* _GIVEN EXERCISE_
Write out exactly, please, the lines from the one containing "Enumerate this chart's" to the end of the material.

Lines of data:
<<<<
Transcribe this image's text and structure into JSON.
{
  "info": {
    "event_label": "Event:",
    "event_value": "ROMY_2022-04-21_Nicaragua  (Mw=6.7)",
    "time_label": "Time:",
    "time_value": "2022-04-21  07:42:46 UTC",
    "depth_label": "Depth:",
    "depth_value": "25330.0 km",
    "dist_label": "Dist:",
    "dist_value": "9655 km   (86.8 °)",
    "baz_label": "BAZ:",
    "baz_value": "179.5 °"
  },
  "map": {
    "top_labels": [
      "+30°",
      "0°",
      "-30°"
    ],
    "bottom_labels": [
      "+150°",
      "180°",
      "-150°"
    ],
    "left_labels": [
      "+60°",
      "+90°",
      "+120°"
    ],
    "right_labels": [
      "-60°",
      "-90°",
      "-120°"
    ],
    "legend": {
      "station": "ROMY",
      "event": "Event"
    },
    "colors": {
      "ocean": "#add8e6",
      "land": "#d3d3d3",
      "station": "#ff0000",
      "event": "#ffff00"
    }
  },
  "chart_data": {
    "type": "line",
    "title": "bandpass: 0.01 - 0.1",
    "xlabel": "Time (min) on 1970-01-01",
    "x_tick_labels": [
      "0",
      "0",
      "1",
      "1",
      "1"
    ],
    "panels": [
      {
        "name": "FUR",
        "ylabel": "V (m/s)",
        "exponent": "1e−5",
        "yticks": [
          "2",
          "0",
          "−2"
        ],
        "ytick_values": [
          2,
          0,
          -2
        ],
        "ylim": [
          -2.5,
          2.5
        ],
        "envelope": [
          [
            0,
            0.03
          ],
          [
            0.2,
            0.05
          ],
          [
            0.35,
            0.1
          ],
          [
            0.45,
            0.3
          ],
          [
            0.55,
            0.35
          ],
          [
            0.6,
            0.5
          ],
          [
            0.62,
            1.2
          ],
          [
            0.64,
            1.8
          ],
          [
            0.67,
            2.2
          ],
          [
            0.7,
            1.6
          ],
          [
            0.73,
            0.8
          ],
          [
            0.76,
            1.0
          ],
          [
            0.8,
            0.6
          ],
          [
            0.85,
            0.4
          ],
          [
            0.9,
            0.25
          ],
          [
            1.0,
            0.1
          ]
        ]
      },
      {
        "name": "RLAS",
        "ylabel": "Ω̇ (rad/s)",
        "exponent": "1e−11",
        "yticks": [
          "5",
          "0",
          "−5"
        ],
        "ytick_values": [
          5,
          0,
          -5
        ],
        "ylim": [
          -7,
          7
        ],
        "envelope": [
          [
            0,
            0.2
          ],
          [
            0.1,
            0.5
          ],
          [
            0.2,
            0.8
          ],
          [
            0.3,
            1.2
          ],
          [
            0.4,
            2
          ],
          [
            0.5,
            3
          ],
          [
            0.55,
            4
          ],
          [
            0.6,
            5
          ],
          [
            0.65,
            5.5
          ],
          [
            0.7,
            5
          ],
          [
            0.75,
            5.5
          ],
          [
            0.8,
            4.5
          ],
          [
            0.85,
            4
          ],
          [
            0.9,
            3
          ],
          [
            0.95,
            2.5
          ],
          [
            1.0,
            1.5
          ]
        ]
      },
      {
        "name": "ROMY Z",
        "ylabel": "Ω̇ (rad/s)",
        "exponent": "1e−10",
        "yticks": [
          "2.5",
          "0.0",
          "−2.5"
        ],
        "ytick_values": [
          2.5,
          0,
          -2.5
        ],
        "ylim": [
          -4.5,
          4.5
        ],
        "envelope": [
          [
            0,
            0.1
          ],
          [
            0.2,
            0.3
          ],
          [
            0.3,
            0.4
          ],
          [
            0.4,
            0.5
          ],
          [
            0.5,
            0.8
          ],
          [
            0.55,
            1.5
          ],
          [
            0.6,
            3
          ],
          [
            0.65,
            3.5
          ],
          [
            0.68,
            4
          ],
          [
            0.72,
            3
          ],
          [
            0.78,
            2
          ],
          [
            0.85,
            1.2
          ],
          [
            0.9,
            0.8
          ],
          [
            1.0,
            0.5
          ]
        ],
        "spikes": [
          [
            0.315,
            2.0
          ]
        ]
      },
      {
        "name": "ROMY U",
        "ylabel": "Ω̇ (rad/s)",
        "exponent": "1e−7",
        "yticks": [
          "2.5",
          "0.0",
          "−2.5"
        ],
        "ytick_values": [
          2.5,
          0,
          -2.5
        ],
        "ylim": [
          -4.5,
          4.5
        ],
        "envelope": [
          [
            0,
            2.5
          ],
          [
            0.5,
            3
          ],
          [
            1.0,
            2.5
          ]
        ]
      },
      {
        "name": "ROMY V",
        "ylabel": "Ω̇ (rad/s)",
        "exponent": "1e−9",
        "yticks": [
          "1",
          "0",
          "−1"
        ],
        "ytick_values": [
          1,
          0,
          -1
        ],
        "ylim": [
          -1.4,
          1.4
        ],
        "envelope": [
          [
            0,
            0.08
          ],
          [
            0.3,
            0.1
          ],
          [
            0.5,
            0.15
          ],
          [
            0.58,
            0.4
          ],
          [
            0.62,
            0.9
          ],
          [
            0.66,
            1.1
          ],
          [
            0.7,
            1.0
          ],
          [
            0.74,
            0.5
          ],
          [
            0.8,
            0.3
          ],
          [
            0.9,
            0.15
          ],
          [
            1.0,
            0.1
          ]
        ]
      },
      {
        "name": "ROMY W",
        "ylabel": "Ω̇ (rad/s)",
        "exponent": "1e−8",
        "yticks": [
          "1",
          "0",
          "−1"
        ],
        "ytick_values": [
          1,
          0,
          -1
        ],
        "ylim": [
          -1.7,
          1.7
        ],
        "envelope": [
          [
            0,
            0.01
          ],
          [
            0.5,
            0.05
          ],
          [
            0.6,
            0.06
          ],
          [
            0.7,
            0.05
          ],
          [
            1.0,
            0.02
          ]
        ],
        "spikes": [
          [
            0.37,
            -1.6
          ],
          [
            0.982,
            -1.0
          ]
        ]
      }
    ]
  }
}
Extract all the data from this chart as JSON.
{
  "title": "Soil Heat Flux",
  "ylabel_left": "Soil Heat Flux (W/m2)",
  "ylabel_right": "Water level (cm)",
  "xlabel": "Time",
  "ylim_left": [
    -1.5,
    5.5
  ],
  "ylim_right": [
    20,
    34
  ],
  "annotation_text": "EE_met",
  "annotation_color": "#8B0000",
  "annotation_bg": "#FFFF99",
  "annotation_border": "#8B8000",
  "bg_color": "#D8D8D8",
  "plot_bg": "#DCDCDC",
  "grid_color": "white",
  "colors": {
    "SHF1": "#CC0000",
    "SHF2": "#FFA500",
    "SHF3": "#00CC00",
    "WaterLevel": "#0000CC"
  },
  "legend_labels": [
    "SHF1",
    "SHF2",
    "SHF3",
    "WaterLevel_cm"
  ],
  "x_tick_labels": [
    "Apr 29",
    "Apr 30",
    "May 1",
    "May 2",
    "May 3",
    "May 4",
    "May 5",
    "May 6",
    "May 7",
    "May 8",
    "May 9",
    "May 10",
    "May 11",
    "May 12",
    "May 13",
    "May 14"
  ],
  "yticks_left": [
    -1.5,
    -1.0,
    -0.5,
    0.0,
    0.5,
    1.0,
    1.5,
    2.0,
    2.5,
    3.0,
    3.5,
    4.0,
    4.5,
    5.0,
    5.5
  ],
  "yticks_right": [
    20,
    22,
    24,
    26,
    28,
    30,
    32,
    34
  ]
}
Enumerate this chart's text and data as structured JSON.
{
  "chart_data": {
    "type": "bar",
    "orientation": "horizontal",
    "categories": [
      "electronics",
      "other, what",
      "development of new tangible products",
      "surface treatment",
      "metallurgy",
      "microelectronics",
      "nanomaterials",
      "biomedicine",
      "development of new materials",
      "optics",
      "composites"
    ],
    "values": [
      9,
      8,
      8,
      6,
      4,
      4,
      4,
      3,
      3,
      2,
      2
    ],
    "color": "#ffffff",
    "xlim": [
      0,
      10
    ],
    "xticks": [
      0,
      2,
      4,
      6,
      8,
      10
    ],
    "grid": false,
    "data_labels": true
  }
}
>>>>
* _RESPONSE FOR THIS EXERCISE_
Enumerate this chart's text and data as structured JSON.
{
  "chart_data": {
    "type": "bar",
    "orientation": "horizontal",
    "categories": [
      "electronics",
      "other, what",
      "development of new tangible products",
      "surface treatment",
      "metallurgy",
      "microelectronics",
      "nanomaterials",
      "biomedicine",
      "development of new materials",
      "optics",
      "composites"
    ],
    "values": [
      9,
      8,
      8,
      6,
      4,
      4,
      4,
      3,
      3,
      2,
      2
    ],
    "color": "#ffffff",
    "xlim": [
      0,
      10
    ],
    "xticks": [
      0,
      2,
      4,
      6,
      8,
      10
    ],
    "grid": false,
    "data_labels": true
  }
}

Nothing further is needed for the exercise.